Work required: Tell how many lines in the data below include the word "JSON". The answer is the number only.

Supplied material:
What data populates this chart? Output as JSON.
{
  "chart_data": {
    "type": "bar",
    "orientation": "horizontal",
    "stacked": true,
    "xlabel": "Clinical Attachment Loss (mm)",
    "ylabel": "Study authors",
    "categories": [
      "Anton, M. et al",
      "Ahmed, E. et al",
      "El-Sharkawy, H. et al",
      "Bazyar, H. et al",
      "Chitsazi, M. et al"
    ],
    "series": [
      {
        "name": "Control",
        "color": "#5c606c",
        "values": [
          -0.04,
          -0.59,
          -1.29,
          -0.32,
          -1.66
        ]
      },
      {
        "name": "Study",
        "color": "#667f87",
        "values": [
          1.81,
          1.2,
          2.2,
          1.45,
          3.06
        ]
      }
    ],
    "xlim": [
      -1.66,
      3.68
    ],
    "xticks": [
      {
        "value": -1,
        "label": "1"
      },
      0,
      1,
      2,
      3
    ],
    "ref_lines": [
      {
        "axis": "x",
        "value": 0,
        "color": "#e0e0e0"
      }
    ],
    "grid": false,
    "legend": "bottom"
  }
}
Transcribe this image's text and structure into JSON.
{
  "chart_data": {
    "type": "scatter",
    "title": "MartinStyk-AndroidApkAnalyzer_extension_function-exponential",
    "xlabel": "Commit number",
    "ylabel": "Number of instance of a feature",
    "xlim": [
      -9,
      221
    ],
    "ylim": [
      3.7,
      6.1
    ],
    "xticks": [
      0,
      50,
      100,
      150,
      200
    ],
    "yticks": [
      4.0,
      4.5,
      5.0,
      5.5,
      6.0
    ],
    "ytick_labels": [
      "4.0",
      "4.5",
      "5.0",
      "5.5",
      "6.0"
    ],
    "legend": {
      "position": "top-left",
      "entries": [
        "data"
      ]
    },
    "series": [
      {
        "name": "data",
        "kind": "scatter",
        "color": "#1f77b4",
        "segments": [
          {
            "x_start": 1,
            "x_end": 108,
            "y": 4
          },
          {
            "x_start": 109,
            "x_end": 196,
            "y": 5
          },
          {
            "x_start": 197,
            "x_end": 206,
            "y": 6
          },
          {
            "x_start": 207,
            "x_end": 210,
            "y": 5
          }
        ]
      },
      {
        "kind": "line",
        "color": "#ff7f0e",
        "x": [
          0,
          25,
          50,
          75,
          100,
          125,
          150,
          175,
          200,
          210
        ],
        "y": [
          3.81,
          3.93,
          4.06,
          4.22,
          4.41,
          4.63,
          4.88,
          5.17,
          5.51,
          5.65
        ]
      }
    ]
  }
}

Expected output: 2